• _WORK INSTRUCTION A_
In the forum thread on health anxiety, what kind of anxiety does one poster say they had during childhood?
• _WORK INSTRUCTION B_
Continue the forum thread on health anxiety from its last post.

• _PASSAGE PROVIDED_
Yes ,we feel better when we know we are not alone.The feeling of anxiety is very bad,and sometime hopeless.When I can sleep and eat I have more anxiety .When I traveling I am afraid of catching some disease.I am a little obsessive about my health,even I know that the anxiety do not help to keep my health .
exactly. its a very vicious cycle. i never could imagine that anxiety would feel so real. before this happened to me, i thought it was nothing that serious. when i heard stories of people going through this i thought i was pretty dumb and that they could control it if they really wanted to. now i know better and feel very sorry for anyone that has to go through this as it feels like the most hopeless feeling in the world and nothing can save you. it really does feel like you are going to die.
how long have you had this problem with anxiety? months? years? i've only had separation anxiety during my childhood but now i have health anxiety. i guess its similar to hypocondria.
I had something like this for 4 months, almost 3 years ago when I had a bad cold and now for 2 months after 2 weeks of pain in my right ear and throat without any infection.I did MRI head and neck,ultrasound neck,X-ray of face , examen with optic fiber of nose and throat,all is normal,but some time the pain is back ,not every day,and feel anxiety even if I do not have any pain.
had something similar to your experience. that is pretty much what triggered all the anxiety for me. i wasn't feeling well for a few weeks. had fatigue, mild fever, loss of appetite, muscle weakness, and just basically malaise. the difference with this one is that i did not get my common symptoms that i usually get when i am sick. the runny nose, sore throat, couple days of fever, and just basically whatever common symptoms that goes with a common cold or flu. so that is why i was very worried because it kept going away and coming back for a little over 2 months. i would be good for a a few days then feel malaise for a few and it would just keep repeating over and over again.

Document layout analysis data
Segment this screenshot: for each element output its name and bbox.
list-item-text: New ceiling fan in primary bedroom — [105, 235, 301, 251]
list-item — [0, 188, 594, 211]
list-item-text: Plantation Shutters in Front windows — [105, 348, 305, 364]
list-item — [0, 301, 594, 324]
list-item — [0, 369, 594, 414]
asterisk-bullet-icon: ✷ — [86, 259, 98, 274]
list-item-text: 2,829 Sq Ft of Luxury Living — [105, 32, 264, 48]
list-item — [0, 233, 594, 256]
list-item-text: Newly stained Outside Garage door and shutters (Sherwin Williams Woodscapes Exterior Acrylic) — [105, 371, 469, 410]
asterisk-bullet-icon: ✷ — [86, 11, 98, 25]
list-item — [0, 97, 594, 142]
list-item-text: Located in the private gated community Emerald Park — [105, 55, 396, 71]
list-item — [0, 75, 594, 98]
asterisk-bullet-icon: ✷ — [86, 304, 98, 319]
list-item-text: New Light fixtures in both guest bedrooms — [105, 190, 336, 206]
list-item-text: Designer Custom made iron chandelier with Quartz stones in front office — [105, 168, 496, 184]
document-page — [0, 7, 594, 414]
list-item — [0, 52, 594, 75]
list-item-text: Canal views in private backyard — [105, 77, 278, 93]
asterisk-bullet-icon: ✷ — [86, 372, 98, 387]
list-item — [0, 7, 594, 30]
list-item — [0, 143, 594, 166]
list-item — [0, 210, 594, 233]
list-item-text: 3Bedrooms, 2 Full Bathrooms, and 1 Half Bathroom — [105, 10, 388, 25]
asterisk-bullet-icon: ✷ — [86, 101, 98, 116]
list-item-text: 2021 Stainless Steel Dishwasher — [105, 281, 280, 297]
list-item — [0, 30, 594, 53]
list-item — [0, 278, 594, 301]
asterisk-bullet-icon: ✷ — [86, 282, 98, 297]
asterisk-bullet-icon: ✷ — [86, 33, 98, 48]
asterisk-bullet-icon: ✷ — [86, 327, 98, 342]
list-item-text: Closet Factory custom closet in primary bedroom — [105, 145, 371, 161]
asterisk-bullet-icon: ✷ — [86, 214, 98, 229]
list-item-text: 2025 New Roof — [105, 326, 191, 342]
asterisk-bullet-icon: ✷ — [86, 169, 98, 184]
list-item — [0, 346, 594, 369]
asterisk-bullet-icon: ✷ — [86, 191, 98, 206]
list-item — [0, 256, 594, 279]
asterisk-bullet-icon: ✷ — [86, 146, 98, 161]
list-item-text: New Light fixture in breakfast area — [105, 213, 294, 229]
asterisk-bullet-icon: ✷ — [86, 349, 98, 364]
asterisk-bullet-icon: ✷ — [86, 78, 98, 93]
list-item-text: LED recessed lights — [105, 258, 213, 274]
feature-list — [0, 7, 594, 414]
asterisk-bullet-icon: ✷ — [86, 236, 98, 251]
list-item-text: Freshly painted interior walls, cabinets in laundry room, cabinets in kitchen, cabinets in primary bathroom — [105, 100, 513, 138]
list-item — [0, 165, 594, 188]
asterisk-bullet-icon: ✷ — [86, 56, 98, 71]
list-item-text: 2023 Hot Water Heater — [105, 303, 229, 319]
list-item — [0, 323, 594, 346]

• _ANSWER SPACE A_
Separation anxiety.

• _ANSWER SPACE B_
now almost 3 months later, i am starting to feel normal again but in the back of my mind i am still wondering what that was and if it was something serious or not. so my anxiety has gotten a lot better than before because i am overall feeling better now but i still worry here and there whenever i think back to all that i been through and its driving me crazy to know the answer of what i was feeling for those 2 months. it still scares me.
YES. I felt the exact same way and had mono a few years ago and the symptoms were so similar to it that I thought it was another flare up. No test was conclusive and the doctor couldn't figure out what was wrong with me. I felt severely anxious every day. Some weeks would feel better than others but I just couldn't feel normal. It took around four months for me to feel well enough to go out of the house. I stopped smoking and drinking and socializing. I still don't know what it was and it scare me, too, because I don't want it to come back again. Yet, worrying about it might do just that. What is a person to do?